Exercise details
Filter the entries, keeping every line with the word "GEFS".
──────── Data section ────────
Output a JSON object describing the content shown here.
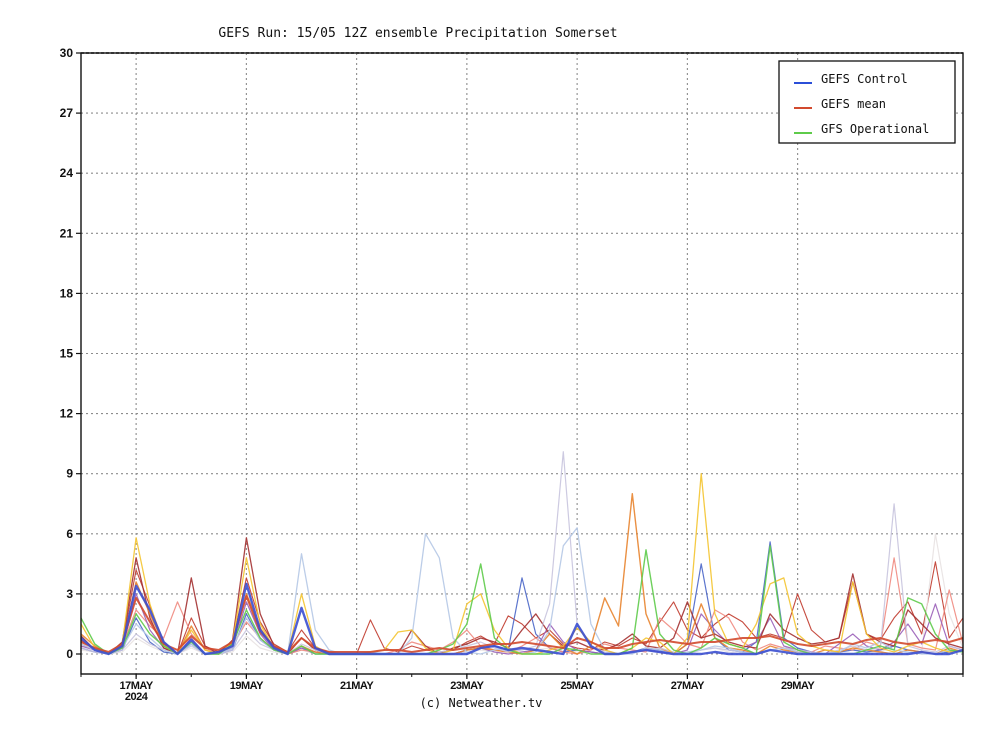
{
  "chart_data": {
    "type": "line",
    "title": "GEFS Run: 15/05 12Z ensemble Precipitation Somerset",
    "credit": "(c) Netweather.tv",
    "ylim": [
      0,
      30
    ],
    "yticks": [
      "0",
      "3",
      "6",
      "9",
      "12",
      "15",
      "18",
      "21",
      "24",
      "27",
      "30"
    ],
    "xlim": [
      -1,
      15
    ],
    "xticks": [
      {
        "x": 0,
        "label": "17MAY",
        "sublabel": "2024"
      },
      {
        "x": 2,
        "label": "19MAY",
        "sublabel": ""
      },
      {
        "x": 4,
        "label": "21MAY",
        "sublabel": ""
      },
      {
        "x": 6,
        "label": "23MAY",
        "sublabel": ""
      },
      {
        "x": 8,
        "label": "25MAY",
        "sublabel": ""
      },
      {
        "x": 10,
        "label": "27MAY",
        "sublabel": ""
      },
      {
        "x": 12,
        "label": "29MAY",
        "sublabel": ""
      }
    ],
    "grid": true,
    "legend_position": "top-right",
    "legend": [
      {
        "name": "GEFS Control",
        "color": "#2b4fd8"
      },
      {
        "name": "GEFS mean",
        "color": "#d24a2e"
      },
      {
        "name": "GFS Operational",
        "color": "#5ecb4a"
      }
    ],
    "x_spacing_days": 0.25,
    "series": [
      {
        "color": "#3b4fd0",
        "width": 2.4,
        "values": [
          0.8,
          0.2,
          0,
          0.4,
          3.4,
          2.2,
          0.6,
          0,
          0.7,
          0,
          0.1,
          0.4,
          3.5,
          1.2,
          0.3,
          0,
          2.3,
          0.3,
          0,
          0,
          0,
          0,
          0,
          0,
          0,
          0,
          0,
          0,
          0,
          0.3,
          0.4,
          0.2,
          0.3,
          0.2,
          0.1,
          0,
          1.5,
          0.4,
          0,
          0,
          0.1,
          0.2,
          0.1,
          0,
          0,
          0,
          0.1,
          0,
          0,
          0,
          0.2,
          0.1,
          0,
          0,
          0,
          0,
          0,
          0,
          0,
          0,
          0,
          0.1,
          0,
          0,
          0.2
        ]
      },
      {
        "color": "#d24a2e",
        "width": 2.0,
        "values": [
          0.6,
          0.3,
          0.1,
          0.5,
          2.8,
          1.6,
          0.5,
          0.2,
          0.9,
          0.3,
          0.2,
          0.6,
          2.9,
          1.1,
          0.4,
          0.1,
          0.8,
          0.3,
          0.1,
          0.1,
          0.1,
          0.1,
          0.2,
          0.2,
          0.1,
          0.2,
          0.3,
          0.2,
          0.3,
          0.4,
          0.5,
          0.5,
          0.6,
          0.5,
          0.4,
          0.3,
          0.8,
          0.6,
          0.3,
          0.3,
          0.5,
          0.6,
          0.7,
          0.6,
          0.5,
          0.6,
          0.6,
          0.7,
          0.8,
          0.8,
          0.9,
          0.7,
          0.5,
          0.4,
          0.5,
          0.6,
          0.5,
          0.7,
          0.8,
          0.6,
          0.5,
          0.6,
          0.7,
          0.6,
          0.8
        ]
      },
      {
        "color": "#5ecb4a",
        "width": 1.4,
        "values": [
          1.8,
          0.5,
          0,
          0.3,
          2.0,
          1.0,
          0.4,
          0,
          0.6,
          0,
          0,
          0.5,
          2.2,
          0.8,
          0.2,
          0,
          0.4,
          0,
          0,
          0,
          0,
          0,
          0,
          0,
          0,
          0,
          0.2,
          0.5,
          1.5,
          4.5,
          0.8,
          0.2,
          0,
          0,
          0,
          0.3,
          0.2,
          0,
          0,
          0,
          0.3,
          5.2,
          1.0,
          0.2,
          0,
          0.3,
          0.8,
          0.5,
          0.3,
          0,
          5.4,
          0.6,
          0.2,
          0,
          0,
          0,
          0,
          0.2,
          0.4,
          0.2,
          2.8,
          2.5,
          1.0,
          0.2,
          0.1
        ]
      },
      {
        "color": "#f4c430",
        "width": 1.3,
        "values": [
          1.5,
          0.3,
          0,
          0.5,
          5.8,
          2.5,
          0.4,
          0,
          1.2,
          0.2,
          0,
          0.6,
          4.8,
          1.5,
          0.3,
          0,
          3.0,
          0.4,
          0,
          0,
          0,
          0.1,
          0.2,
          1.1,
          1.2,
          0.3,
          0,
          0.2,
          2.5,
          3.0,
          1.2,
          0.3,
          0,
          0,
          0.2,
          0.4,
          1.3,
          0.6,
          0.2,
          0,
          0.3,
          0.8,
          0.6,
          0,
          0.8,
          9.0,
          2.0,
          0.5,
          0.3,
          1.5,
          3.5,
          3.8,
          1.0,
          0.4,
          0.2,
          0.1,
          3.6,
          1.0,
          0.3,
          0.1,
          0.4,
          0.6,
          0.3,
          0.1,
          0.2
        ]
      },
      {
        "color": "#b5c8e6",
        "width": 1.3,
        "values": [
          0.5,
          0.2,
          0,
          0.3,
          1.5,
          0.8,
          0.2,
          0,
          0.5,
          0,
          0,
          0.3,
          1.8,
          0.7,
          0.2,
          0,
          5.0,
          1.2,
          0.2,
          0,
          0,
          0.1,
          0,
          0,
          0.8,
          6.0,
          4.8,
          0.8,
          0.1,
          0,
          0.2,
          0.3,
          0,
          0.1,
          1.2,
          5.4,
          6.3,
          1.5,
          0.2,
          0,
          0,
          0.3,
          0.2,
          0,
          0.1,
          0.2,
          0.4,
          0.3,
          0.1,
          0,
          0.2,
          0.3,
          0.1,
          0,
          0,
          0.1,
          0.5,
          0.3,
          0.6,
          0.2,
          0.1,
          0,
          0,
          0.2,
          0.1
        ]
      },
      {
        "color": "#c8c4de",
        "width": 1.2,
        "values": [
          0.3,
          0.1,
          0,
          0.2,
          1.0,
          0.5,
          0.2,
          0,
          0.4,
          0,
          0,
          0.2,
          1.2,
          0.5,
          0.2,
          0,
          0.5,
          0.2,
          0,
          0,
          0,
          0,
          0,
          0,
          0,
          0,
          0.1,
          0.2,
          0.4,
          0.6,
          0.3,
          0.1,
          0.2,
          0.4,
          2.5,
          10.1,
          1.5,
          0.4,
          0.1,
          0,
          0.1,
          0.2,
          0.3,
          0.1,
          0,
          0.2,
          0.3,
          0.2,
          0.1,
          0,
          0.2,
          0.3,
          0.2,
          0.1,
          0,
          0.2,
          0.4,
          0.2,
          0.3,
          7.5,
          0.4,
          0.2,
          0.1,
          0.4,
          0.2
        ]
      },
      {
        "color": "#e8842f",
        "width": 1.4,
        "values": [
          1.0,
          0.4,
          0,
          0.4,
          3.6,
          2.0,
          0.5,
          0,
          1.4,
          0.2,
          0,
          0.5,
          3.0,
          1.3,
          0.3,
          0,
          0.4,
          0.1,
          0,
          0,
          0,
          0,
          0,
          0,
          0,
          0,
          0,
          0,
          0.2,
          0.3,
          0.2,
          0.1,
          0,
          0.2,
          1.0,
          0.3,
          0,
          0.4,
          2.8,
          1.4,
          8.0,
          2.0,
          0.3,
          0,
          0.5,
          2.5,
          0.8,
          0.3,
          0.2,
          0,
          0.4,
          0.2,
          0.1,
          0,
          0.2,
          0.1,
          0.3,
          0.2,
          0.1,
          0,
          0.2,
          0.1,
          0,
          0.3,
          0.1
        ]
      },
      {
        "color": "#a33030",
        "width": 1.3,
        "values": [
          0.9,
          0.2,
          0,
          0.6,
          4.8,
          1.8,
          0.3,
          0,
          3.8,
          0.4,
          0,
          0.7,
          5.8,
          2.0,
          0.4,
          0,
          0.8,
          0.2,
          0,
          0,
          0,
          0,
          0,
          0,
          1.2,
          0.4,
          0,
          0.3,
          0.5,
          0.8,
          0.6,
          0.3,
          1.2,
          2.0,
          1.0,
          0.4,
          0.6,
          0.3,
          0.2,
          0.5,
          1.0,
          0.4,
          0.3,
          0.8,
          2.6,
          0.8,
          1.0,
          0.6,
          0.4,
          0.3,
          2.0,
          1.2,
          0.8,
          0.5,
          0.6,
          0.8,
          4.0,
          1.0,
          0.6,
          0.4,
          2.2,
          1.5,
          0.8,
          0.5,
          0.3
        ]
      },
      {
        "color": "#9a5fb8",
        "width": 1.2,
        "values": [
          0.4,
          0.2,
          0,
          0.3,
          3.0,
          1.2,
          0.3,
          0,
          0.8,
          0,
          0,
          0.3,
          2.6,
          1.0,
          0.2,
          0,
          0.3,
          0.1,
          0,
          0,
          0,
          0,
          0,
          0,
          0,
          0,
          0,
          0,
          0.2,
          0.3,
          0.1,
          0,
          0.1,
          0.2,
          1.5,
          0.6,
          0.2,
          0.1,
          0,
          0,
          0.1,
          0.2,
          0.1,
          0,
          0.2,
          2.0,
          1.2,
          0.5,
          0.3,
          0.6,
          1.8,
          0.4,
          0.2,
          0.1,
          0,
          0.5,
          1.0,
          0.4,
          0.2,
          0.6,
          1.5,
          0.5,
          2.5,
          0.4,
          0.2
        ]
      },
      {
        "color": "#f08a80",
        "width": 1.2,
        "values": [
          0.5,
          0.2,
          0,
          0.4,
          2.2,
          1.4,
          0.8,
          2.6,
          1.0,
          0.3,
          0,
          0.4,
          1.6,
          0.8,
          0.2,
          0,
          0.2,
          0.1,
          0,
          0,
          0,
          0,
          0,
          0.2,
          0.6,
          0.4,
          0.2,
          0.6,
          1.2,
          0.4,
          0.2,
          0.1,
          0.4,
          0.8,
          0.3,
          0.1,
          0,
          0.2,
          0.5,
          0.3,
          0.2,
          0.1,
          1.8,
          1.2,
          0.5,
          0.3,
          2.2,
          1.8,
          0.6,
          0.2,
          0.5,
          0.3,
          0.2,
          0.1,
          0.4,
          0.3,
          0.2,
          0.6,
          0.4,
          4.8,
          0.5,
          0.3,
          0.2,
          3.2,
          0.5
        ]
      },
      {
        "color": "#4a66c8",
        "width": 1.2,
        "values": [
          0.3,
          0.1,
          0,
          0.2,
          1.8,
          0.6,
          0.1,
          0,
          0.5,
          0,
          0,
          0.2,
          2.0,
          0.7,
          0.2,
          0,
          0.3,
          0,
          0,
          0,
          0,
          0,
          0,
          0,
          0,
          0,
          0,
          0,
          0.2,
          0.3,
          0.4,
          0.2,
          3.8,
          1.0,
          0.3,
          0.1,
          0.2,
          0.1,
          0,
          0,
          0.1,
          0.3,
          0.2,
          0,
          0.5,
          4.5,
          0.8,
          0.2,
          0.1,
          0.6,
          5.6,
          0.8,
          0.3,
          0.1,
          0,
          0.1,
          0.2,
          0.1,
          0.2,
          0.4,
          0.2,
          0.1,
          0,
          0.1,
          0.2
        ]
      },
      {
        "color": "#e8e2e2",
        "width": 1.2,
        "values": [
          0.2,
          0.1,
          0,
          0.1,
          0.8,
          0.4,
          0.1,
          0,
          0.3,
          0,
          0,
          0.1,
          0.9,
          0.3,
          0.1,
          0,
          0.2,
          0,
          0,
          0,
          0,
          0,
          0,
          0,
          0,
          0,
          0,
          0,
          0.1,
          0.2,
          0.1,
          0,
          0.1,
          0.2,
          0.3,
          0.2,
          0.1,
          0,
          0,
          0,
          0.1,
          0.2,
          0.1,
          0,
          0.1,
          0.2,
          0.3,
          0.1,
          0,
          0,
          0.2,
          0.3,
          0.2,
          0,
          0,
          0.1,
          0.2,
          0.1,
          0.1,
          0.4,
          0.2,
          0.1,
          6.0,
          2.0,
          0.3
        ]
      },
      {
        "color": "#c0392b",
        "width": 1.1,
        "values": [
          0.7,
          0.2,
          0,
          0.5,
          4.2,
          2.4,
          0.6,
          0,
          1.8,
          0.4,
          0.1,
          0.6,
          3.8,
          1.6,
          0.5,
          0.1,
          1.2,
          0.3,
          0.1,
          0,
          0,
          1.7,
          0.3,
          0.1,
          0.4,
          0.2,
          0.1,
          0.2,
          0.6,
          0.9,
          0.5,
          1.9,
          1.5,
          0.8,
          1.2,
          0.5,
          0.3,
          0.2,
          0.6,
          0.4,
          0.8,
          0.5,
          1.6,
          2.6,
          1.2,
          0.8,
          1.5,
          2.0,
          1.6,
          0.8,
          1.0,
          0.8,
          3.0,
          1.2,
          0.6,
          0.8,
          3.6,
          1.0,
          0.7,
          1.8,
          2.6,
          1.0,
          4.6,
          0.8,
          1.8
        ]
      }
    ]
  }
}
────────
Result
    "title": "GEFS Run: 15/05 12Z ensemble Precipitation Somerset",
        "name": "GEFS Control",
        "name": "GEFS mean",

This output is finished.